PROBLEM REQUIREMENTS> Could you turn the data into a numbered list, starting at its first line and ending with the line that contains "Bar [216,403,237,410]", and leave out any blank lines?
--- --- ---
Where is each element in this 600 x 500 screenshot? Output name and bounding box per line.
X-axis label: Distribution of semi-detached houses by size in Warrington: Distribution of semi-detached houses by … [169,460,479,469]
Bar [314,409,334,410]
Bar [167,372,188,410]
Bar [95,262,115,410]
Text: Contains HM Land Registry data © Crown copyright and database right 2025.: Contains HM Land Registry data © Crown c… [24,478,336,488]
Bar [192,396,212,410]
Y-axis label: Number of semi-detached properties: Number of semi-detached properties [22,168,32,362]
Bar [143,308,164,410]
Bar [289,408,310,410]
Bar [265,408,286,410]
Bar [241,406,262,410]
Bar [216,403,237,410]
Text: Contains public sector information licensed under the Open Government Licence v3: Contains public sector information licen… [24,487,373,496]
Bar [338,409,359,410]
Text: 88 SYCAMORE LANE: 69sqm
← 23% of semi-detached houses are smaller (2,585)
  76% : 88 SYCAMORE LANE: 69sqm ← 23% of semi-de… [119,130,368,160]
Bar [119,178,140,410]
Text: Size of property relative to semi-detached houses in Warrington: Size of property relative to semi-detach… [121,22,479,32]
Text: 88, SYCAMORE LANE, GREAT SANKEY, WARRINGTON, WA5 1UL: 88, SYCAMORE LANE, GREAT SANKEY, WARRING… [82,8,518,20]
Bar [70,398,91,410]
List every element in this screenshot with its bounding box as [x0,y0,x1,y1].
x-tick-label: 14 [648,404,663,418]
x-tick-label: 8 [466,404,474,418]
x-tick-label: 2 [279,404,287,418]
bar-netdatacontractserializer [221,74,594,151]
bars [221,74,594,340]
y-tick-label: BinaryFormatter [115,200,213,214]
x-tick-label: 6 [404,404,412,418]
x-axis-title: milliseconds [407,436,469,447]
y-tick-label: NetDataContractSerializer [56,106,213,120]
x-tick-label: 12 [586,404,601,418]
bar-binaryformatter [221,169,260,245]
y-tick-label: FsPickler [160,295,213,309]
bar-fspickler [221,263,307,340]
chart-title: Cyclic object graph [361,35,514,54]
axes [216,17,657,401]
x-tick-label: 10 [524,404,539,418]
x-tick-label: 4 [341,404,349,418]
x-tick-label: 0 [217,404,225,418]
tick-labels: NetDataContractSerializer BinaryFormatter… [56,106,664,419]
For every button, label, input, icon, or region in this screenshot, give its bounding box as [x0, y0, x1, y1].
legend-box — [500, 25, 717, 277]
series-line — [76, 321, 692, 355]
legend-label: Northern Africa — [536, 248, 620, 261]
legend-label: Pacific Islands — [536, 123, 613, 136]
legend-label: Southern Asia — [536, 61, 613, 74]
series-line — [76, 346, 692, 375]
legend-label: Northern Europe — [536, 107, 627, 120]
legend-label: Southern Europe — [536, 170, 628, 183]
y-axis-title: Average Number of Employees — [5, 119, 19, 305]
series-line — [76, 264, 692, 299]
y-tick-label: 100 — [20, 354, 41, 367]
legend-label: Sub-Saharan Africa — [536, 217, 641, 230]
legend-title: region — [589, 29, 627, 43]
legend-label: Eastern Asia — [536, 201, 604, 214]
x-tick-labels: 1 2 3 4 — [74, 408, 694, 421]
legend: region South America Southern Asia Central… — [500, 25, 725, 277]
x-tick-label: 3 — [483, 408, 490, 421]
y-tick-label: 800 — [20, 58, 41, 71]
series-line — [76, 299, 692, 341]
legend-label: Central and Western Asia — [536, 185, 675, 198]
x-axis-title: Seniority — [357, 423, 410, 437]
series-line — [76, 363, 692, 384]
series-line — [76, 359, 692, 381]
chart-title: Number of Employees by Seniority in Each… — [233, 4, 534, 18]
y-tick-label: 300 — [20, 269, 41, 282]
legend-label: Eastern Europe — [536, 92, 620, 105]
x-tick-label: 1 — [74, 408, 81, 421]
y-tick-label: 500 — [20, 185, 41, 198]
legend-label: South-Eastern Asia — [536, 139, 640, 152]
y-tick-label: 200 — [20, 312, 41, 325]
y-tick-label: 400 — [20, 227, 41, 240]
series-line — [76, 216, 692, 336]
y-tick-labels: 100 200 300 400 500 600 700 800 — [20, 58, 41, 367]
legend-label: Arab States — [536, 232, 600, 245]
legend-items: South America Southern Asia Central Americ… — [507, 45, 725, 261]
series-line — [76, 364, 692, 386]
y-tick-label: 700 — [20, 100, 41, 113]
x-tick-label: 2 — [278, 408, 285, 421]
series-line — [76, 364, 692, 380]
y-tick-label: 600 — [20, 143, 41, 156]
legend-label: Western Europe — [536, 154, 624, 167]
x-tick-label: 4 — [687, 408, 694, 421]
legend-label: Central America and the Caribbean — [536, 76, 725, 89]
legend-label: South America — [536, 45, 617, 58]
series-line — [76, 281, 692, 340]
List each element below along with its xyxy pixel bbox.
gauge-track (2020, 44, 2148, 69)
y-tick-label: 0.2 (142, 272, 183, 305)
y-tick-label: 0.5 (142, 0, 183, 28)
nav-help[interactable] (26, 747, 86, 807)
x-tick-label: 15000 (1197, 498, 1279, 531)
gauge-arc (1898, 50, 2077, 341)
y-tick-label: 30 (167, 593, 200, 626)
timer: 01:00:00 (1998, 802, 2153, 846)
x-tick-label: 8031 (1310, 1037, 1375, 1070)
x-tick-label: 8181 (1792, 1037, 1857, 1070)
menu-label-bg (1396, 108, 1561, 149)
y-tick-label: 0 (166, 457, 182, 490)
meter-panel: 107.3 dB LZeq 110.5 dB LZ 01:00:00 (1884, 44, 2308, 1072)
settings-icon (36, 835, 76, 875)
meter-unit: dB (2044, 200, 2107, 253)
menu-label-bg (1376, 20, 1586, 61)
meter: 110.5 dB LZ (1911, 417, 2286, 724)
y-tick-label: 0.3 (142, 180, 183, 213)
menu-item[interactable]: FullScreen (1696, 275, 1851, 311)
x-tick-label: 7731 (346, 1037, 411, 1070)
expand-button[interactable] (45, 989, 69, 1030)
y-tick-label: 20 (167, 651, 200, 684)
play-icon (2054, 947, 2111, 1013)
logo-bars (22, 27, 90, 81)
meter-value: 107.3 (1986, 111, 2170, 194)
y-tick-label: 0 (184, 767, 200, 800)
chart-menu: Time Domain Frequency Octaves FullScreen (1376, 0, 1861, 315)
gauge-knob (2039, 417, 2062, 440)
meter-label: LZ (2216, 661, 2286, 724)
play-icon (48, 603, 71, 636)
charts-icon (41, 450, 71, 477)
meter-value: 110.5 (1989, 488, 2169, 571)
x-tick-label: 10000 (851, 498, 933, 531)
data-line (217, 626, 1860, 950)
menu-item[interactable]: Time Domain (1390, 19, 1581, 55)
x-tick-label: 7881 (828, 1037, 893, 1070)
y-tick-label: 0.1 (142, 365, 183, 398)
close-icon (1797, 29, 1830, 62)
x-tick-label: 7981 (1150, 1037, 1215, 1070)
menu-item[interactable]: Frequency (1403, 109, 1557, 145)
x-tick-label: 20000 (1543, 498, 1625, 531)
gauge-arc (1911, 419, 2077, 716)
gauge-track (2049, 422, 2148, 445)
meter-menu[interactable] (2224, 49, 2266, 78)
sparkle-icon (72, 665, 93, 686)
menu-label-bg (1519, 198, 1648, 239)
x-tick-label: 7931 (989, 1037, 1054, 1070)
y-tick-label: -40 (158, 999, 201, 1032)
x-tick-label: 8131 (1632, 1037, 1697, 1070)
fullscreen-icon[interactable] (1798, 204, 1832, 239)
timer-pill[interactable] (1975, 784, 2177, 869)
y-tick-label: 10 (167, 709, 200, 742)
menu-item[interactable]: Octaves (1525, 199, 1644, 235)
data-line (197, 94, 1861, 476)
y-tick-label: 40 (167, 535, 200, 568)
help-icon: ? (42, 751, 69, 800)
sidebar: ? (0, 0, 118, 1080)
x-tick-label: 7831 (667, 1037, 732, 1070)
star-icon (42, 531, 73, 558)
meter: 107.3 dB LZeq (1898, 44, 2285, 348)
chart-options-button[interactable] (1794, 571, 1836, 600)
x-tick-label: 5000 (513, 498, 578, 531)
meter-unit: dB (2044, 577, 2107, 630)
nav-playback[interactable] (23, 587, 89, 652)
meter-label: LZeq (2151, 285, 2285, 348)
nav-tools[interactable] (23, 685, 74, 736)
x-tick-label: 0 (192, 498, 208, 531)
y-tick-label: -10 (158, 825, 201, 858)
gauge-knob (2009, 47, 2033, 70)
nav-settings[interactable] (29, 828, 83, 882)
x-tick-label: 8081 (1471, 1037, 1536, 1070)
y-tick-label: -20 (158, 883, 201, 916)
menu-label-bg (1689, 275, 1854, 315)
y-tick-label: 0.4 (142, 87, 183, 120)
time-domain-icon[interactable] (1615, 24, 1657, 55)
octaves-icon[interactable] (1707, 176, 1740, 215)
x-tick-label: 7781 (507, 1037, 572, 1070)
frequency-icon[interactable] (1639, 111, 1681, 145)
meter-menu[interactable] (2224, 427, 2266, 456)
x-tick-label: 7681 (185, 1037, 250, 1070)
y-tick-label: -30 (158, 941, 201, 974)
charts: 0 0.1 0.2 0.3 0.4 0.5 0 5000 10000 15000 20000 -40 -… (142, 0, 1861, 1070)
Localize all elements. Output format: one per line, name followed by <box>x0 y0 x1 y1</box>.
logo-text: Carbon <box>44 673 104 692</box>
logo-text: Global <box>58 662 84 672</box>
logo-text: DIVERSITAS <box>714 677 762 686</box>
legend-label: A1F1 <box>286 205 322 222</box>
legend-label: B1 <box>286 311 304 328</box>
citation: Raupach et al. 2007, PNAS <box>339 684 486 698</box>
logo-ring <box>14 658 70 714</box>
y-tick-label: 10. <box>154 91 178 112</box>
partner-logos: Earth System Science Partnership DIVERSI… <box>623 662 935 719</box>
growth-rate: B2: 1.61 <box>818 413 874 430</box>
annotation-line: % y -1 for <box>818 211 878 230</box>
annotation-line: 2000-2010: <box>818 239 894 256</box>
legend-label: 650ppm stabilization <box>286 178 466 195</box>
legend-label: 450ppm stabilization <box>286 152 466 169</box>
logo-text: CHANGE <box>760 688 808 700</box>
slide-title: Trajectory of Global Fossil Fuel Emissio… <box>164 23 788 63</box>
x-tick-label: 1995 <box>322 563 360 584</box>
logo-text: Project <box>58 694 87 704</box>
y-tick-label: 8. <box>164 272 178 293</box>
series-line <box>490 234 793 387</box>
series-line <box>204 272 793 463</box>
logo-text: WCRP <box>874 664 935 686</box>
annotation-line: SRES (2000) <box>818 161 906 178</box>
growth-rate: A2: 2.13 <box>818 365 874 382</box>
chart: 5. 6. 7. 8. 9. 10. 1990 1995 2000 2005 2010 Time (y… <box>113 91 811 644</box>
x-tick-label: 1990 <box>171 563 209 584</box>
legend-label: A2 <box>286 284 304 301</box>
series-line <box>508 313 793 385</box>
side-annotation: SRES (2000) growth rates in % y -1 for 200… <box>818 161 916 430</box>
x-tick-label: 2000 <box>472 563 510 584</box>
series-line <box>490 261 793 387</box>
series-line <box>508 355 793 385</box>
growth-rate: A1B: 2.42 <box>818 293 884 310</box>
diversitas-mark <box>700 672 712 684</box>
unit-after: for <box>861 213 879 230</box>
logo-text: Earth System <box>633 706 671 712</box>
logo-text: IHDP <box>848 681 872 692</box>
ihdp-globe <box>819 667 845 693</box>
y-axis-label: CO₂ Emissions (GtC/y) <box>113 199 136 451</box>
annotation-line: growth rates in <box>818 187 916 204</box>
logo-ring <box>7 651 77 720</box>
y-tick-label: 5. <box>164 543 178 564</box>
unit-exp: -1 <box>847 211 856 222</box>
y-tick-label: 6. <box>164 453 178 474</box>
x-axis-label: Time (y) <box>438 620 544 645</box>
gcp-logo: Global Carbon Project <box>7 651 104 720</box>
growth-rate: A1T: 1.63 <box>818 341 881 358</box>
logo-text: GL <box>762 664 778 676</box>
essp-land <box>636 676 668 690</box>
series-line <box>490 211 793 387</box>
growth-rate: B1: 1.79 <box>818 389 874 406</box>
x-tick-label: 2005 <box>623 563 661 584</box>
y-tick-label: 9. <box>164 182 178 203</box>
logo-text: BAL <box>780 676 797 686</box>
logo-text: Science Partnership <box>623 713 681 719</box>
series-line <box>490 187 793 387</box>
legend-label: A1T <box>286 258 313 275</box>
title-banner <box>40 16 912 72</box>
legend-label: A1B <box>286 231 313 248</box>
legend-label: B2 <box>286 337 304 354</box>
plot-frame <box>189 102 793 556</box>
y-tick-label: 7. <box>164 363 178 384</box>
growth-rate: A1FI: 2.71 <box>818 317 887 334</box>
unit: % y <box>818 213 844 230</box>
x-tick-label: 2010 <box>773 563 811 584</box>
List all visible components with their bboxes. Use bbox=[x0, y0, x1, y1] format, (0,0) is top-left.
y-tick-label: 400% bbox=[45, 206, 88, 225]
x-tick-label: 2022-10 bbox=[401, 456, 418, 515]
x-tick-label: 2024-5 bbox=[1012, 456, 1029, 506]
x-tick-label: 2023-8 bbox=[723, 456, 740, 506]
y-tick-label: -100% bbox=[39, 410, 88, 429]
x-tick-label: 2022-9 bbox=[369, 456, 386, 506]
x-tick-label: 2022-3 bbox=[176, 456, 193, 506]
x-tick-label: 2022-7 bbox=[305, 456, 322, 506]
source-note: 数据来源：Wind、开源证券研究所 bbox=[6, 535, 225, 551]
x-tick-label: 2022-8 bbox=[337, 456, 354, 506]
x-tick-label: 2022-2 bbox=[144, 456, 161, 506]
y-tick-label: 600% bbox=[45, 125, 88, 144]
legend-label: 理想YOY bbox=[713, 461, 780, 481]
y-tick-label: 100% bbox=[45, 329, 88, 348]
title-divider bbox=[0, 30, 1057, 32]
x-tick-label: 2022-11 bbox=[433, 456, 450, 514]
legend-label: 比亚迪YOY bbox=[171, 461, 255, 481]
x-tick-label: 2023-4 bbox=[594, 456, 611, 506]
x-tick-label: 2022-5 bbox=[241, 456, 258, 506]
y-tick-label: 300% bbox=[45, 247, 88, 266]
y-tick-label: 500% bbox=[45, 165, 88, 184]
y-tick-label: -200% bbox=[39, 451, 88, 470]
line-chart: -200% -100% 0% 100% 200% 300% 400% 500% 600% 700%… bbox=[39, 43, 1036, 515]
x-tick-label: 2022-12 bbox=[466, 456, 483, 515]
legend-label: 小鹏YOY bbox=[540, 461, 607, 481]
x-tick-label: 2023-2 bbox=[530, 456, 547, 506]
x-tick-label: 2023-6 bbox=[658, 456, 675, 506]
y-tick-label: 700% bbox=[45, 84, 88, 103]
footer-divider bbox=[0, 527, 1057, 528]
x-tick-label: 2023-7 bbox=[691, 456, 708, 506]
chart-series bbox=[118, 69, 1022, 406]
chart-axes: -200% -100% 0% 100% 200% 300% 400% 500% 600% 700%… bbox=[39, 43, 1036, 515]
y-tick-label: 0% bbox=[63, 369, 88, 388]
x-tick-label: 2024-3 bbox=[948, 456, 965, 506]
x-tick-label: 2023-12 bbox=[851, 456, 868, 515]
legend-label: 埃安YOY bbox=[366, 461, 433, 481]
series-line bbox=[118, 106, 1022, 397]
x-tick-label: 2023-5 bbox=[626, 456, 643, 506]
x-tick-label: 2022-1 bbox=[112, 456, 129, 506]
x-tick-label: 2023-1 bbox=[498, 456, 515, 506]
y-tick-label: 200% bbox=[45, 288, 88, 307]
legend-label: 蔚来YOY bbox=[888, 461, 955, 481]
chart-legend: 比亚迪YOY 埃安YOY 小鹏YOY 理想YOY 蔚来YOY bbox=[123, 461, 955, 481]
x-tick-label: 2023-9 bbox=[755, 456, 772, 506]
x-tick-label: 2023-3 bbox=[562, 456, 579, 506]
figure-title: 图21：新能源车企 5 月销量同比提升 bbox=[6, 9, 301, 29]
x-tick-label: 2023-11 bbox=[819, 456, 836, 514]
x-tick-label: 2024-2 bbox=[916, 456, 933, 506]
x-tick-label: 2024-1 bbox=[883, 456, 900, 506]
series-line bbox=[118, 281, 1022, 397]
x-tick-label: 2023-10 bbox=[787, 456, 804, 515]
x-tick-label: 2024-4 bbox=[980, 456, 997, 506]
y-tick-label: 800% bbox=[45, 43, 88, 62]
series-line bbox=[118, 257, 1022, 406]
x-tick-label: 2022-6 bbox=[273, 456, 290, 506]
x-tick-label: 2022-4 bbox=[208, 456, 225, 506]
--- --- ---
TASK SOLUTION>
1. Where is each element in this 600 x 500 screenshot? Output name and bounding box per line.
2. X-axis label: Distribution of semi-detached houses by size in Warrington: Distribution of semi-detached houses by … [169,460,479,469]
3. Bar [314,409,334,410]
4. Bar [167,372,188,410]
5. Bar [95,262,115,410]
6. Text: Contains HM Land Registry data © Crown copyright and database right 2025.: Contains HM Land Registry data © Crown c… [24,478,336,488]
7. Bar [192,396,212,410]
8. Y-axis label: Number of semi-detached properties: Number of semi-detached properties [22,168,32,362]
9. Bar [143,308,164,410]
10. Bar [289,408,310,410]
11. Bar [265,408,286,410]
12. Bar [241,406,262,410]
13. Bar [216,403,237,410]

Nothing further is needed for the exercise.